*Data entries:*
╭──

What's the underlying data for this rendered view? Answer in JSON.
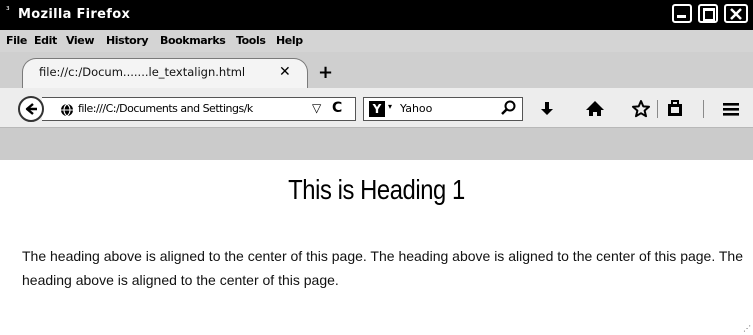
{
  "window": {
    "title": "Mozilla Firefox",
    "app_icon": "firefox-icon"
  },
  "menubar": {
    "items": [
      {
        "label": "File"
      },
      {
        "label": "Edit"
      },
      {
        "label": "View"
      },
      {
        "label": "History"
      },
      {
        "label": "Bookmarks"
      },
      {
        "label": "Tools"
      },
      {
        "label": "Help"
      }
    ]
  },
  "tabs": [
    {
      "label": "file://c:/Docum.......le_textalign.html",
      "active": true
    }
  ],
  "newtab": {
    "label": "+"
  },
  "navbar": {
    "url": "file:///C:/Documents and Settings/k",
    "url_dropdown": "▽",
    "reload": "C",
    "search": {
      "engine_icon_label": "Y",
      "engine_arrow": "▾",
      "placeholder": "Yahoo"
    },
    "icons": [
      "back-icon",
      "globe-icon",
      "search-go-icon",
      "download-icon",
      "home-icon",
      "bookmark-star-icon",
      "bookmarks-menu-icon",
      "hamburger-menu-icon"
    ]
  },
  "page": {
    "heading": "This is Heading 1",
    "paragraph": "The heading above is aligned to the center of this page. The heading above is aligned to the center of this page. The heading above is aligned to the center of this page."
  },
  "colors": {
    "titlebar": "#000000",
    "menubar": "#d4d4d4",
    "tabstrip": "#cfcfcf",
    "toolbar": "#ededed",
    "content": "#ffffff"
  }
}
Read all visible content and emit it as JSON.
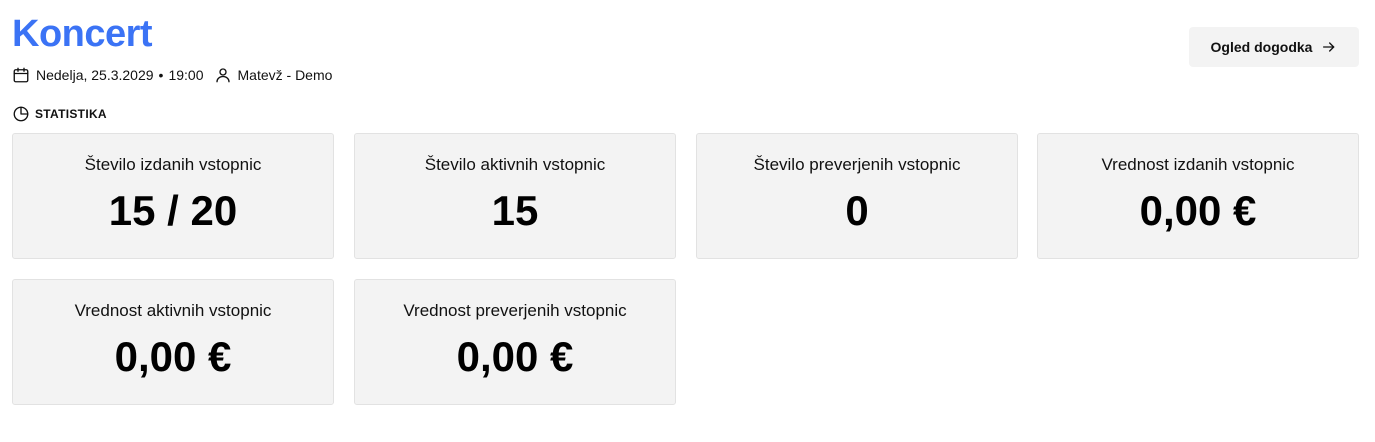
{
  "event": {
    "title": "Koncert",
    "date_time": "Nedelja, 25.3.2029",
    "separator": "•",
    "time": "19:00",
    "organizer": "Matevž - Demo",
    "accent_color": "#3b73f5"
  },
  "actions": {
    "view_event_label": "Ogled dogodka"
  },
  "stats_section": {
    "label": "STATISTIKA",
    "cards": [
      {
        "label": "Število izdanih vstopnic",
        "value": "15 / 20"
      },
      {
        "label": "Število aktivnih vstopnic",
        "value": "15"
      },
      {
        "label": "Število preverjenih vstopnic",
        "value": "0"
      },
      {
        "label": "Vrednost izdanih vstopnic",
        "value": "0,00 €"
      },
      {
        "label": "Vrednost aktivnih vstopnic",
        "value": "0,00 €"
      },
      {
        "label": "Vrednost preverjenih vstopnic",
        "value": "0,00 €"
      }
    ]
  },
  "icons": {
    "calendar": "calendar-icon",
    "user": "user-icon",
    "arrow": "arrow-right-icon",
    "chart": "pie-chart-icon"
  }
}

╰──

*Written exercise:* Take every line that includes the string "page" and copy it.

*Task response:*
  "page": {
    "paragraph": "The heading above is aligned to the center of this page. The heading above is aligned to the center of this page. The heading above is aligned to the center of this page."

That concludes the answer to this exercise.